▶ **RECORDS PROVIDED**
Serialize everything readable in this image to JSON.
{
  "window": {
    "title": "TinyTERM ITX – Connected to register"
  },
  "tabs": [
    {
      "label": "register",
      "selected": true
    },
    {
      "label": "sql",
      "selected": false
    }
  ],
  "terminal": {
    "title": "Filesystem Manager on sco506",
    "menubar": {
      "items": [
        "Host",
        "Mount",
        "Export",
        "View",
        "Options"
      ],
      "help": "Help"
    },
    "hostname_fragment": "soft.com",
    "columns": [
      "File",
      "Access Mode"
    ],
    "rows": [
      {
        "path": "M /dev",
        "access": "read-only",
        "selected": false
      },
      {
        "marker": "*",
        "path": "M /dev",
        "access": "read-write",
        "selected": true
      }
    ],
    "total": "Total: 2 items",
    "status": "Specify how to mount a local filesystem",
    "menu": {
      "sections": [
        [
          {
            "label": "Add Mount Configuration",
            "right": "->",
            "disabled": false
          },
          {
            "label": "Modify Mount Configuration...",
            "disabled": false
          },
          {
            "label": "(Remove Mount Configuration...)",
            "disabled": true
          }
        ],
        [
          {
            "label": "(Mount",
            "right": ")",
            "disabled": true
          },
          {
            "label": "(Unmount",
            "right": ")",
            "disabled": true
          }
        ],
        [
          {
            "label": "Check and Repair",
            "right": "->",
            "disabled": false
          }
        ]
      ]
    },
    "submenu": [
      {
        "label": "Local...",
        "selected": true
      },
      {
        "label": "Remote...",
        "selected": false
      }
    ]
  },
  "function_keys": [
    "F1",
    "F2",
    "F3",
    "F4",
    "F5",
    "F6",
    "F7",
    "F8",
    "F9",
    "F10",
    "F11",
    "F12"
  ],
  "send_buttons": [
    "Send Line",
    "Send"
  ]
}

▶ **WHAT TO WORK ON**
Exactly as shown above, return every record.

▶ **RESULT OF THE TASK**
Serialize everything readable in this image to JSON.
{
  "window": {
    "title": "TinyTERM ITX – Connected to register"
  },
  "tabs": [
    {
      "label": "register",
      "selected": true
    },
    {
      "label": "sql",
      "selected": false
    }
  ],
  "terminal": {
    "title": "Filesystem Manager on sco506",
    "menubar": {
      "items": [
        "Host",
        "Mount",
        "Export",
        "View",
        "Options"
      ],
      "help": "Help"
    },
    "hostname_fragment": "soft.com",
    "columns": [
      "File",
      "Access Mode"
    ],
    "rows": [
      {
        "path": "M /dev",
        "access": "read-only",
        "selected": false
      },
      {
        "marker": "*",
        "path": "M /dev",
        "access": "read-write",
        "selected": true
      }
    ],
    "total": "Total: 2 items",
    "status": "Specify how to mount a local filesystem",
    "menu": {
      "sections": [
        [
          {
            "label": "Add Mount Configuration",
            "right": "->",
            "disabled": false
          },
          {
            "label": "Modify Mount Configuration...",
            "disabled": false
          },
          {
            "label": "(Remove Mount Configuration...)",
            "disabled": true
          }
        ],
        [
          {
            "label": "(Mount",
            "right": ")",
            "disabled": true
          },
          {
            "label": "(Unmount",
            "right": ")",
            "disabled": true
          }
        ],
        [
          {
            "label": "Check and Repair",
            "right": "->",
            "disabled": false
          }
        ]
      ]
    },
    "submenu": [
      {
        "label": "Local...",
        "selected": true
      },
      {
        "label": "Remote...",
        "selected": false
      }
    ]
  },
  "function_keys": [
    "F1",
    "F2",
    "F3",
    "F4",
    "F5",
    "F6",
    "F7",
    "F8",
    "F9",
    "F10",
    "F11",
    "F12"
  ],
  "send_buttons": [
    "Send Line",
    "Send"
  ]
}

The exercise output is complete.